══ EXERCISE DATA
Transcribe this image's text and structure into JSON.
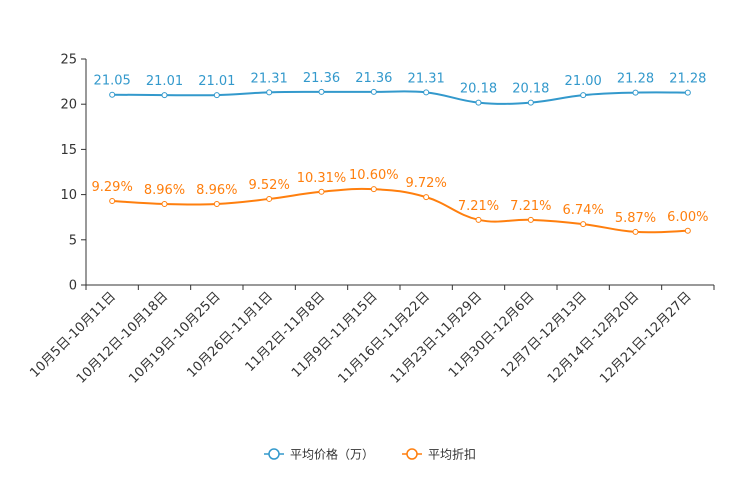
{
  "chart_data": {
    "type": "line",
    "title": "",
    "xlabel": "",
    "ylabel": "",
    "ylim": [
      0,
      25
    ],
    "yticks": [
      "0",
      "5",
      "10",
      "15",
      "20",
      "25"
    ],
    "grid": false,
    "legend_position": "bottom-center",
    "categories": [
      "10月5日-10月11日",
      "10月12日-10月18日",
      "10月19日-10月25日",
      "10月26日-11月1日",
      "11月2日-11月8日",
      "11月9日-11月15日",
      "11月16日-11月22日",
      "11月23日-11月29日",
      "11月30日-12月6日",
      "12月7日-12月13日",
      "12月14日-12月20日",
      "12月21日-12月27日"
    ],
    "series": [
      {
        "name": "平均价格（万）",
        "color": "#3399cc",
        "values": [
          21.05,
          21.01,
          21.01,
          21.31,
          21.36,
          21.36,
          21.31,
          20.18,
          20.18,
          21.0,
          21.28,
          21.28
        ],
        "labels": [
          "21.05",
          "21.01",
          "21.01",
          "21.31",
          "21.36",
          "21.36",
          "21.31",
          "20.18",
          "20.18",
          "21.00",
          "21.28",
          "21.28"
        ]
      },
      {
        "name": "平均折扣",
        "color": "#ff7f0e",
        "values": [
          9.29,
          8.96,
          8.96,
          9.52,
          10.31,
          10.6,
          9.72,
          7.21,
          7.21,
          6.74,
          5.87,
          6.0
        ],
        "labels": [
          "9.29%",
          "8.96%",
          "8.96%",
          "9.52%",
          "10.31%",
          "10.60%",
          "9.72%",
          "7.21%",
          "7.21%",
          "6.74%",
          "5.87%",
          "6.00%"
        ]
      }
    ]
  }
}
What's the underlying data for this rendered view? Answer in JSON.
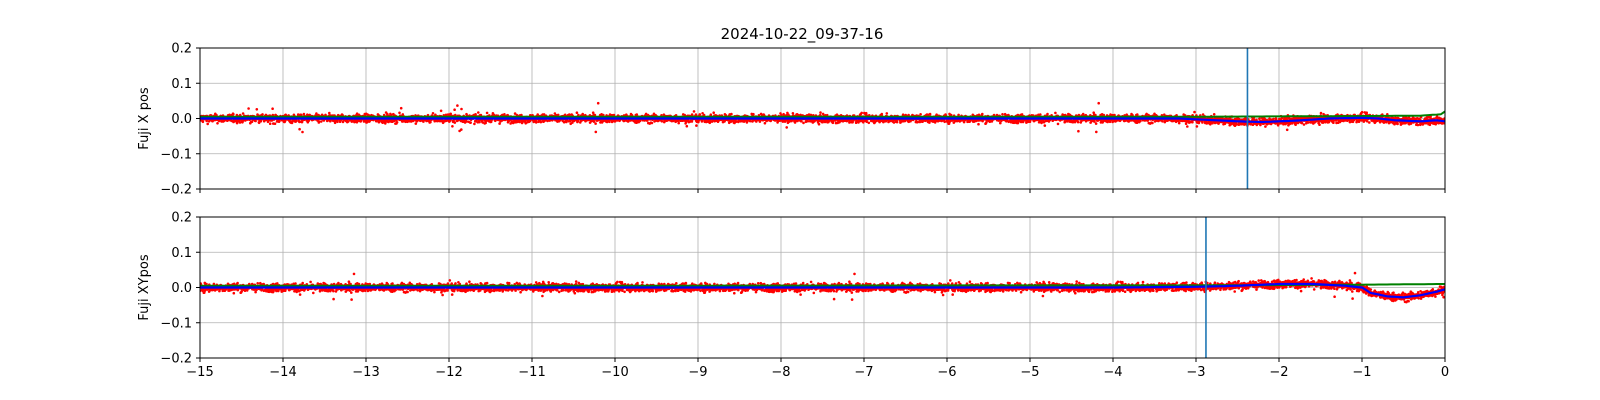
{
  "title": "2024-10-22_09-37-16",
  "colors": {
    "scatter": "#ff0000",
    "smooth": "#0000ff",
    "reference": "#008000",
    "marker": "#1f77b4",
    "grid": "#b0b0b0"
  },
  "chart_data": [
    {
      "type": "scatter",
      "ylabel": "Fuji X pos",
      "xlim": [
        -15,
        0
      ],
      "ylim": [
        -0.2,
        0.2
      ],
      "xticks": [
        -15,
        -14,
        -13,
        -12,
        -11,
        -10,
        -9,
        -8,
        -7,
        -6,
        -5,
        -4,
        -3,
        -2,
        -1,
        0
      ],
      "yticks": [
        -0.2,
        -0.1,
        0.0,
        0.1,
        0.2
      ],
      "ytick_labels": [
        "−0.2",
        "−0.1",
        "0.0",
        "0.1",
        "0.2"
      ],
      "show_xtick_labels": false,
      "grid": true,
      "vline_x": -2.38,
      "noise": {
        "spread": 0.02,
        "outlier_max": 0.045
      },
      "smooth_line": [
        [
          -15,
          0.0
        ],
        [
          -14,
          0.0
        ],
        [
          -10,
          0.0
        ],
        [
          -6,
          0.0
        ],
        [
          -4,
          0.0
        ],
        [
          -3.2,
          0.0
        ],
        [
          -2.5,
          -0.008
        ],
        [
          -2.2,
          -0.01
        ],
        [
          -1.8,
          -0.006
        ],
        [
          -1.4,
          0.0
        ],
        [
          -1.0,
          0.002
        ],
        [
          -0.8,
          0.0
        ],
        [
          -0.6,
          -0.005
        ],
        [
          -0.3,
          -0.008
        ],
        [
          -0.1,
          -0.005
        ],
        [
          0,
          -0.008
        ]
      ],
      "reference_line": [
        [
          -15,
          0.005
        ],
        [
          -10,
          0.005
        ],
        [
          -5,
          0.005
        ],
        [
          -3,
          0.005
        ],
        [
          -2,
          0.006
        ],
        [
          -1,
          0.007
        ],
        [
          -0.3,
          0.008
        ],
        [
          -0.05,
          0.012
        ],
        [
          0,
          0.02
        ]
      ]
    },
    {
      "type": "scatter",
      "ylabel": "Fuji XYpos",
      "xlim": [
        -15,
        0
      ],
      "ylim": [
        -0.2,
        0.2
      ],
      "xticks": [
        -15,
        -14,
        -13,
        -12,
        -11,
        -10,
        -9,
        -8,
        -7,
        -6,
        -5,
        -4,
        -3,
        -2,
        -1,
        0
      ],
      "xtick_labels": [
        "−15",
        "−14",
        "−13",
        "−12",
        "−11",
        "−10",
        "−9",
        "−8",
        "−7",
        "−6",
        "−5",
        "−4",
        "−3",
        "−2",
        "−1",
        "0"
      ],
      "yticks": [
        -0.2,
        -0.1,
        0.0,
        0.1,
        0.2
      ],
      "ytick_labels": [
        "−0.2",
        "−0.1",
        "0.0",
        "0.1",
        "0.2"
      ],
      "show_xtick_labels": true,
      "grid": true,
      "vline_x": -2.88,
      "noise": {
        "spread": 0.02,
        "outlier_max": 0.04
      },
      "smooth_line": [
        [
          -15,
          0.0
        ],
        [
          -12,
          0.0
        ],
        [
          -8,
          0.0
        ],
        [
          -4,
          0.0
        ],
        [
          -3,
          0.002
        ],
        [
          -2.5,
          0.005
        ],
        [
          -2.0,
          0.01
        ],
        [
          -1.6,
          0.01
        ],
        [
          -1.2,
          0.005
        ],
        [
          -1.0,
          0.0
        ],
        [
          -0.9,
          -0.015
        ],
        [
          -0.7,
          -0.025
        ],
        [
          -0.5,
          -0.028
        ],
        [
          -0.3,
          -0.022
        ],
        [
          -0.1,
          -0.012
        ],
        [
          0,
          -0.005
        ]
      ],
      "reference_line": [
        [
          -15,
          0.005
        ],
        [
          -10,
          0.005
        ],
        [
          -5,
          0.006
        ],
        [
          -3,
          0.006
        ],
        [
          -2,
          0.007
        ],
        [
          -1,
          0.008
        ],
        [
          0,
          0.01
        ]
      ]
    }
  ]
}
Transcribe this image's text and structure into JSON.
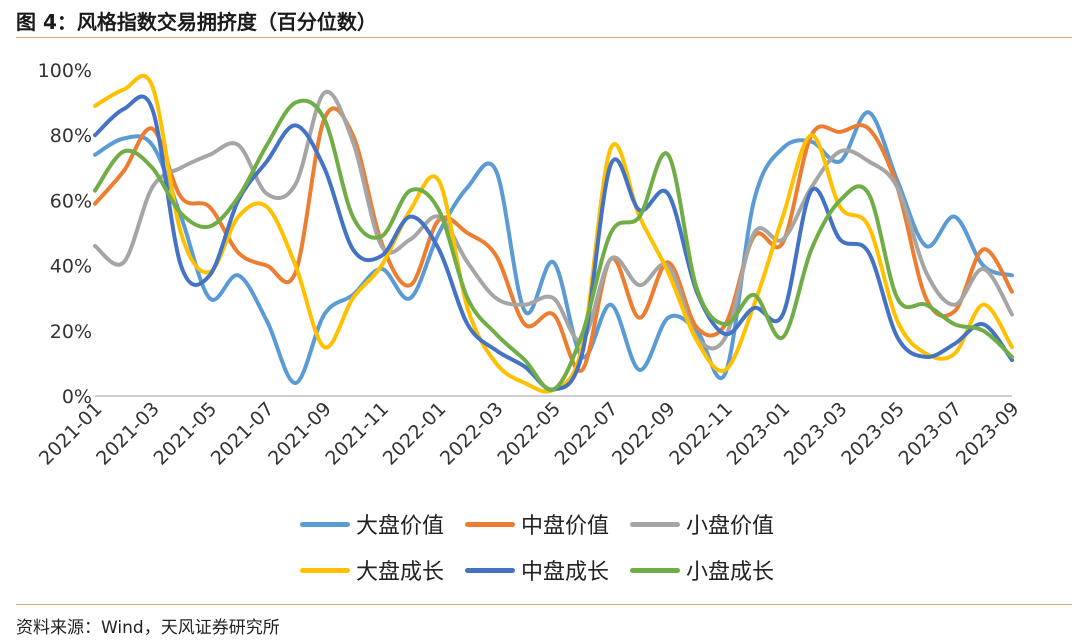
{
  "header": {
    "title": "图 4：风格指数交易拥挤度（百分位数）"
  },
  "footer": {
    "source": "资料来源：Wind，天风证券研究所"
  },
  "chart_data": {
    "type": "line",
    "title": "风格指数交易拥挤度（百分位数）",
    "xlabel": "",
    "ylabel": "",
    "ylim": [
      0,
      100
    ],
    "y_ticks": [
      "0%",
      "20%",
      "40%",
      "60%",
      "80%",
      "100%"
    ],
    "y_tick_values": [
      0,
      20,
      40,
      60,
      80,
      100
    ],
    "x_ticks": [
      "2021-01",
      "2021-03",
      "2021-05",
      "2021-07",
      "2021-09",
      "2021-11",
      "2022-01",
      "2022-03",
      "2022-05",
      "2022-07",
      "2022-09",
      "2022-11",
      "2023-01",
      "2023-03",
      "2023-05",
      "2023-07",
      "2023-09"
    ],
    "x": [
      "2021-01",
      "2021-02",
      "2021-03",
      "2021-04",
      "2021-05",
      "2021-06",
      "2021-07",
      "2021-08",
      "2021-09",
      "2021-10",
      "2021-11",
      "2021-12",
      "2022-01",
      "2022-02",
      "2022-03",
      "2022-04",
      "2022-05",
      "2022-06",
      "2022-07",
      "2022-08",
      "2022-09",
      "2022-10",
      "2022-11",
      "2022-12",
      "2023-01",
      "2023-02",
      "2023-03",
      "2023-04",
      "2023-05",
      "2023-06",
      "2023-07",
      "2023-08",
      "2023-09"
    ],
    "grid": false,
    "legend_position": "bottom",
    "series": [
      {
        "name": "大盘价值",
        "color": "#5b9bd5",
        "values": [
          74,
          79,
          77,
          55,
          30,
          37,
          23,
          4,
          25,
          31,
          39,
          30,
          50,
          64,
          69,
          26,
          41,
          12,
          28,
          8,
          24,
          20,
          7,
          60,
          76,
          78,
          72,
          87,
          66,
          46,
          55,
          40,
          37
        ]
      },
      {
        "name": "中盘价值",
        "color": "#ed7d31",
        "values": [
          59,
          69,
          82,
          61,
          58,
          44,
          40,
          38,
          85,
          80,
          47,
          34,
          54,
          50,
          43,
          22,
          25,
          8,
          42,
          24,
          41,
          21,
          22,
          49,
          47,
          80,
          81,
          82,
          64,
          30,
          26,
          45,
          32
        ]
      },
      {
        "name": "小盘价值",
        "color": "#a5a5a5",
        "values": [
          46,
          41,
          64,
          70,
          74,
          77,
          62,
          65,
          93,
          78,
          46,
          48,
          55,
          41,
          30,
          28,
          30,
          17,
          42,
          34,
          40,
          18,
          18,
          50,
          48,
          64,
          75,
          72,
          64,
          38,
          28,
          39,
          25
        ]
      },
      {
        "name": "大盘成长",
        "color": "#ffc000",
        "values": [
          89,
          94,
          95,
          50,
          38,
          55,
          58,
          40,
          15,
          30,
          40,
          57,
          66,
          27,
          10,
          4,
          2,
          15,
          76,
          55,
          38,
          17,
          8,
          28,
          55,
          80,
          58,
          52,
          23,
          13,
          13,
          28,
          15
        ]
      },
      {
        "name": "中盘成长",
        "color": "#4472c4",
        "values": [
          80,
          88,
          88,
          40,
          37,
          60,
          72,
          83,
          70,
          45,
          43,
          55,
          45,
          22,
          14,
          9,
          2,
          13,
          71,
          57,
          62,
          32,
          19,
          27,
          25,
          63,
          48,
          44,
          18,
          12,
          16,
          22,
          11
        ]
      },
      {
        "name": "小盘成长",
        "color": "#70ad47",
        "values": [
          63,
          75,
          70,
          56,
          52,
          61,
          77,
          90,
          85,
          55,
          49,
          63,
          57,
          30,
          19,
          11,
          2,
          19,
          50,
          55,
          74,
          33,
          22,
          31,
          18,
          45,
          60,
          62,
          30,
          28,
          22,
          20,
          12
        ]
      }
    ]
  }
}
════
# AIM
Copy out the lines in which the string "风格指数交易拥挤度" appears.

# FULL OUTPUT
    "title": "图 4：风格指数交易拥挤度（百分位数）"
    "title": "风格指数交易拥挤度（百分位数）",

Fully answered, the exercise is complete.